(Saved entries)
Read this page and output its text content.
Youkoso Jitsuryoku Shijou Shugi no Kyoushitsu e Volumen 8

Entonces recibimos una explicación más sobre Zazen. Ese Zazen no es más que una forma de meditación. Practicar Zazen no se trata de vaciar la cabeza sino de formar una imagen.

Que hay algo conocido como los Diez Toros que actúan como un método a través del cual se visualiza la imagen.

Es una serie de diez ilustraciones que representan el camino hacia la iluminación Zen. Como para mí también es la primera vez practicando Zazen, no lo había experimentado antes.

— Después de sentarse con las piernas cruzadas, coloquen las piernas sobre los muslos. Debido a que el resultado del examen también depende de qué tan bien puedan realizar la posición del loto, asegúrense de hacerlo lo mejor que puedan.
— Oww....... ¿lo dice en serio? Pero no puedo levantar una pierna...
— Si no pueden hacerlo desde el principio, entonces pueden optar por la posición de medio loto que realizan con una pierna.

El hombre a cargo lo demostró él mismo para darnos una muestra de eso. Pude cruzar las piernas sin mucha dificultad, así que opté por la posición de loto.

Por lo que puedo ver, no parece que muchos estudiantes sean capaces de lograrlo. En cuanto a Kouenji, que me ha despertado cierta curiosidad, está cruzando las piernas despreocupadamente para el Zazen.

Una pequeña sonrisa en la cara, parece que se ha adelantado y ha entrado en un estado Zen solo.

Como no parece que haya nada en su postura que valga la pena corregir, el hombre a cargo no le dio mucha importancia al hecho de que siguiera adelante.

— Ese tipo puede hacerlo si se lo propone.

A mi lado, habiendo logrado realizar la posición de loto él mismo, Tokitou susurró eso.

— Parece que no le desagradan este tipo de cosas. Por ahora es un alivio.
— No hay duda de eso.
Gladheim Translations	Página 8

● **Do this**:
Repeat every entry exactly, please.

● **Full solution**:
Read this page and output its text content.
Youkoso Jitsuryoku Shijou Shugi no Kyoushitsu e Volumen 8

Entonces recibimos una explicación más sobre Zazen. Ese Zazen no es más que una forma de meditación. Practicar Zazen no se trata de vaciar la cabeza sino de formar una imagen.

Que hay algo conocido como los Diez Toros que actúan como un método a través del cual se visualiza la imagen.

Es una serie de diez ilustraciones que representan el camino hacia la iluminación Zen. Como para mí también es la primera vez practicando Zazen, no lo había experimentado antes.

— Después de sentarse con las piernas cruzadas, coloquen las piernas sobre los muslos. Debido a que el resultado del examen también depende de qué tan bien puedan realizar la posición del loto, asegúrense de hacerlo lo mejor que puedan.
— Oww....... ¿lo dice en serio? Pero no puedo levantar una pierna...
— Si no pueden hacerlo desde el principio, entonces pueden optar por la posición de medio loto que realizan con una pierna.

El hombre a cargo lo demostró él mismo para darnos una muestra de eso. Pude cruzar las piernas sin mucha dificultad, así que opté por la posición de loto.

Por lo que puedo ver, no parece que muchos estudiantes sean capaces de lograrlo. En cuanto a Kouenji, que me ha despertado cierta curiosidad, está cruzando las piernas despreocupadamente para el Zazen.

Una pequeña sonrisa en la cara, parece que se ha adelantado y ha entrado en un estado Zen solo.

Como no parece que haya nada en su postura que valga la pena corregir, el hombre a cargo no le dio mucha importancia al hecho de que siguiera adelante.

— Ese tipo puede hacerlo si se lo propone.

A mi lado, habiendo logrado realizar la posición de loto él mismo, Tokitou susurró eso.

— Parece que no le desagradan este tipo de cosas. Por ahora es un alivio.
— No hay duda de eso.
Gladheim Translations	Página 8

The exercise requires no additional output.